*Exercise requirements*:
Select the lines that contain "ylabel" and copy each of them.

[Source records]
= = = =

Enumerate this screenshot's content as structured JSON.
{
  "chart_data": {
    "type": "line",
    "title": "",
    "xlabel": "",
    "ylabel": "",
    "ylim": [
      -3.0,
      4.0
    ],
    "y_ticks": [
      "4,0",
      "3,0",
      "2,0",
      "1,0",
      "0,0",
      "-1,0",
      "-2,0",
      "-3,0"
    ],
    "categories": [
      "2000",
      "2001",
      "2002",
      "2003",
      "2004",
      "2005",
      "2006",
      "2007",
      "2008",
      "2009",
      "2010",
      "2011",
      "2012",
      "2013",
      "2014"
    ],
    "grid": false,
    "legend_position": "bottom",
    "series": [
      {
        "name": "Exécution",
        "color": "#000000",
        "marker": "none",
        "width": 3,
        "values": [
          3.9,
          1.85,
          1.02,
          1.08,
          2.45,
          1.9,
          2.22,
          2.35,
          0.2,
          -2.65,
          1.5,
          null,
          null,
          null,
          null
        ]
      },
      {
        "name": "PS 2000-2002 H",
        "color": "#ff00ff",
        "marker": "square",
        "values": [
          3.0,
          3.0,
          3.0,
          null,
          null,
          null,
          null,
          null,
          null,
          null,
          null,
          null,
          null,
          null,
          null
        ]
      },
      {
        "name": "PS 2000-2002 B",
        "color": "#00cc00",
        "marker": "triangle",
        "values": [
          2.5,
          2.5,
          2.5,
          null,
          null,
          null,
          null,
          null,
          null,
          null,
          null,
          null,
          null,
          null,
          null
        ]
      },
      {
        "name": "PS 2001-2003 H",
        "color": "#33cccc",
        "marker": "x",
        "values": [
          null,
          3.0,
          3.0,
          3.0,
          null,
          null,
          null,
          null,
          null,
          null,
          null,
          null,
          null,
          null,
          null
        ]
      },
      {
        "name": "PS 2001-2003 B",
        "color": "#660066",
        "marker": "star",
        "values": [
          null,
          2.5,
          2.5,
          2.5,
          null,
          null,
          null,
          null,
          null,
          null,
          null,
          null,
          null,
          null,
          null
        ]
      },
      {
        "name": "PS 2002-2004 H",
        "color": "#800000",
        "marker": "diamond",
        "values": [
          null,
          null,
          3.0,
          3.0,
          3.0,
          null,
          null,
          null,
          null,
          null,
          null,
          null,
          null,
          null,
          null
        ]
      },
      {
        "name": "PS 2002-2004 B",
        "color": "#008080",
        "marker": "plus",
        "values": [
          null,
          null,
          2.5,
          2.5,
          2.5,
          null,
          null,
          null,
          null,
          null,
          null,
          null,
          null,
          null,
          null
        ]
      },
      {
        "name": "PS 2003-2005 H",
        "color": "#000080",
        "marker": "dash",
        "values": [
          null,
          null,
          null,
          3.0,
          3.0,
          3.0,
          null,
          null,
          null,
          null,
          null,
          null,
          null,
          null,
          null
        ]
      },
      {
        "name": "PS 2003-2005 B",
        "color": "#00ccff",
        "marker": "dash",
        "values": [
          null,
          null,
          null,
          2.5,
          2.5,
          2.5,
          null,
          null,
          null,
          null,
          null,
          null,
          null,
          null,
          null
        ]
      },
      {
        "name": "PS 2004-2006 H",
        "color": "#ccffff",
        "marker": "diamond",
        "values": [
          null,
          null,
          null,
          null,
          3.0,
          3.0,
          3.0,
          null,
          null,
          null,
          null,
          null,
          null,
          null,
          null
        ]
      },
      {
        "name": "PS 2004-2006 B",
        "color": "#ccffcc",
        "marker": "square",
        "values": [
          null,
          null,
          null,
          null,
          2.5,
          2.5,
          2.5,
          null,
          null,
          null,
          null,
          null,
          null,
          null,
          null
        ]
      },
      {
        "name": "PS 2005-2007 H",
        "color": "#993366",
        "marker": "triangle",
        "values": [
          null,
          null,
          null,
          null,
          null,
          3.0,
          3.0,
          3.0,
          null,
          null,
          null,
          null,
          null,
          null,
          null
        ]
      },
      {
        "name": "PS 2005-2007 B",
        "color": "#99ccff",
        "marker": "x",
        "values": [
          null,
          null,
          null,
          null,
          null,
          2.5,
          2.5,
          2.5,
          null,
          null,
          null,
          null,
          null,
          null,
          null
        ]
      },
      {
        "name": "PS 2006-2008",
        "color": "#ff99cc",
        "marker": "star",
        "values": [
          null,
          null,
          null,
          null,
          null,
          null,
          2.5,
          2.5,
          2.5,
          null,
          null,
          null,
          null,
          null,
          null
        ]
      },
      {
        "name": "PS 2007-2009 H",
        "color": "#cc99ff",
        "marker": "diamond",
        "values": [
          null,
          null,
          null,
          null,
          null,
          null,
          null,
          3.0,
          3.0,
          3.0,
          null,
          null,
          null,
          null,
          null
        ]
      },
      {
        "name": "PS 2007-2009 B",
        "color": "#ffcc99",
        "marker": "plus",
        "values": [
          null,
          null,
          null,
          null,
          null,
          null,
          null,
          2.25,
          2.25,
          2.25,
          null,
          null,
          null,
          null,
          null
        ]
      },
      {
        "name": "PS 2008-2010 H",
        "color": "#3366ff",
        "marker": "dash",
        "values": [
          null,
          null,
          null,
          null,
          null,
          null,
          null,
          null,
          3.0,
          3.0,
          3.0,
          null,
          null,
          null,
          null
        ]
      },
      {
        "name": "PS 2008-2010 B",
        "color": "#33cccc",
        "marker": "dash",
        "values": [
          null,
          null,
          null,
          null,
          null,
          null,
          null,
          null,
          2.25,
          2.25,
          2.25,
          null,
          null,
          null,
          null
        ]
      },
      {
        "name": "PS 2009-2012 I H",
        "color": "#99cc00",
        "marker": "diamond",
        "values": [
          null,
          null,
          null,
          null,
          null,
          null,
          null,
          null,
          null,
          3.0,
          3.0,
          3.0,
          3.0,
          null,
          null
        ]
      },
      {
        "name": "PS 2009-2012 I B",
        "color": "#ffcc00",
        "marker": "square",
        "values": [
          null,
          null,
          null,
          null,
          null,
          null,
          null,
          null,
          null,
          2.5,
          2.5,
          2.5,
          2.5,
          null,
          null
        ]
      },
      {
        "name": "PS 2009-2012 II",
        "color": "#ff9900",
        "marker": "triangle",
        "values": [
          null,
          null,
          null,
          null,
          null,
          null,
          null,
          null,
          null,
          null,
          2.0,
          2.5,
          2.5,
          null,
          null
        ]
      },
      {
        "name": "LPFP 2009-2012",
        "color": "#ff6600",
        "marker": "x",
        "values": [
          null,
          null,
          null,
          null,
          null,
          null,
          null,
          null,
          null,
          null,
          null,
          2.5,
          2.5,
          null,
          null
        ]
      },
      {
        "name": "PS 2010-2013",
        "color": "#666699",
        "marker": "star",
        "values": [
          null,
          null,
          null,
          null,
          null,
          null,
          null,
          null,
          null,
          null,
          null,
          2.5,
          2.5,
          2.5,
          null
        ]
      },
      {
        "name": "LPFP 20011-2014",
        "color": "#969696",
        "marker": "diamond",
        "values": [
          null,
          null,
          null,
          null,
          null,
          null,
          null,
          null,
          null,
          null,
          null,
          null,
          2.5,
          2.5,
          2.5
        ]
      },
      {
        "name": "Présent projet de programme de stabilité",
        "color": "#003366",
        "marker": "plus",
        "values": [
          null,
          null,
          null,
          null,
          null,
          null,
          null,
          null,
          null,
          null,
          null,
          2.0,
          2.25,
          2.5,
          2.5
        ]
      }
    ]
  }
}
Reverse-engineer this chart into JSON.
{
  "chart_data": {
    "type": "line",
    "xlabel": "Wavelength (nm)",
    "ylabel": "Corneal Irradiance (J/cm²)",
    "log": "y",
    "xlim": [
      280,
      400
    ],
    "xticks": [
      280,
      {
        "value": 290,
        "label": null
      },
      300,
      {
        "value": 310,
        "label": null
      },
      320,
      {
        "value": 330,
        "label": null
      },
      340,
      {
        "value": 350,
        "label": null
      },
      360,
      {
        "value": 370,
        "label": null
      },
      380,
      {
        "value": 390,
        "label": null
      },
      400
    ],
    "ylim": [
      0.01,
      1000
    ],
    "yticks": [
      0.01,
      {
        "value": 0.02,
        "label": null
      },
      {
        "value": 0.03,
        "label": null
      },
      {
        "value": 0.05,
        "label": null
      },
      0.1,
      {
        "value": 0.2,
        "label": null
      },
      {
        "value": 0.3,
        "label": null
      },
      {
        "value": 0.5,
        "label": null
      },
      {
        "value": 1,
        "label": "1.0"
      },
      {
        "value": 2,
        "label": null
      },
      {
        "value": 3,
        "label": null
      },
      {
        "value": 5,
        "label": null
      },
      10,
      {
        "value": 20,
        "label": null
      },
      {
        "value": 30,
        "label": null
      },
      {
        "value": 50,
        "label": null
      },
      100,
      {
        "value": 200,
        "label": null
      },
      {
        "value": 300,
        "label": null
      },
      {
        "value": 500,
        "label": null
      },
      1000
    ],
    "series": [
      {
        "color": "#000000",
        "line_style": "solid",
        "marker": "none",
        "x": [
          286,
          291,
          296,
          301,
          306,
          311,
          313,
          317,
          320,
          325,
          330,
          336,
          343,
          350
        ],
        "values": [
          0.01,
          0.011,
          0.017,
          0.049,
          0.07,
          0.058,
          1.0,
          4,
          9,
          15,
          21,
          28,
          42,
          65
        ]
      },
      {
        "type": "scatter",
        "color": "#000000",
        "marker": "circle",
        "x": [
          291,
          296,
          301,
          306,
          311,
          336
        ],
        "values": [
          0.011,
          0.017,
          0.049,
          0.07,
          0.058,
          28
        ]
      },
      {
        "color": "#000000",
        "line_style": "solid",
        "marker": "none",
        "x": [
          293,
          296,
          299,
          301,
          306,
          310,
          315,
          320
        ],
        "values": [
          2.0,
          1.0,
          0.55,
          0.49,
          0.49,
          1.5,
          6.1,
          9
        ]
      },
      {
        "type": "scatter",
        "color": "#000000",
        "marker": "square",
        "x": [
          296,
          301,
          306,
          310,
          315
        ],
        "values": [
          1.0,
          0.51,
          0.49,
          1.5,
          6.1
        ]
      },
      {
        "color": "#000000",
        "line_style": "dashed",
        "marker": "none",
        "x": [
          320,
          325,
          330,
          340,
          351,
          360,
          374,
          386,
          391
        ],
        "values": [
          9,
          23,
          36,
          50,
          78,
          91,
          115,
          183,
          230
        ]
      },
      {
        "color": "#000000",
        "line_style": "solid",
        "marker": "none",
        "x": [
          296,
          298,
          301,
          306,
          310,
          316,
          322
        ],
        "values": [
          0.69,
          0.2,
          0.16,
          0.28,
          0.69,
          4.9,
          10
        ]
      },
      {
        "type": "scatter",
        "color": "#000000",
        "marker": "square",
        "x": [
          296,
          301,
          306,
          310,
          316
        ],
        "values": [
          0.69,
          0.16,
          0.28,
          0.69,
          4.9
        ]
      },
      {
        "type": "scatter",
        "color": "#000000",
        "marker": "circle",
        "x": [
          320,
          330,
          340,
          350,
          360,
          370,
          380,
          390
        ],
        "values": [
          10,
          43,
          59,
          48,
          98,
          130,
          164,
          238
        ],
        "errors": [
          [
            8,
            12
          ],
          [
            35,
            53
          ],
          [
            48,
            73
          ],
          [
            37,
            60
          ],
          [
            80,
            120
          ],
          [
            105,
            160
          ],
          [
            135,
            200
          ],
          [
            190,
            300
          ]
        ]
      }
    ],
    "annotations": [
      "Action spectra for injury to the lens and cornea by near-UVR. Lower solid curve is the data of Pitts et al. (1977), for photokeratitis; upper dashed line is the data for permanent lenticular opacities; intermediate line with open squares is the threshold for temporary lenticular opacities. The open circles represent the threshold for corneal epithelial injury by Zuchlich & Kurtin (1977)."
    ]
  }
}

= = = =

*Exercise result*:
    "ylabel": "",
    "ylabel": "Corneal Irradiance (J/cm²)",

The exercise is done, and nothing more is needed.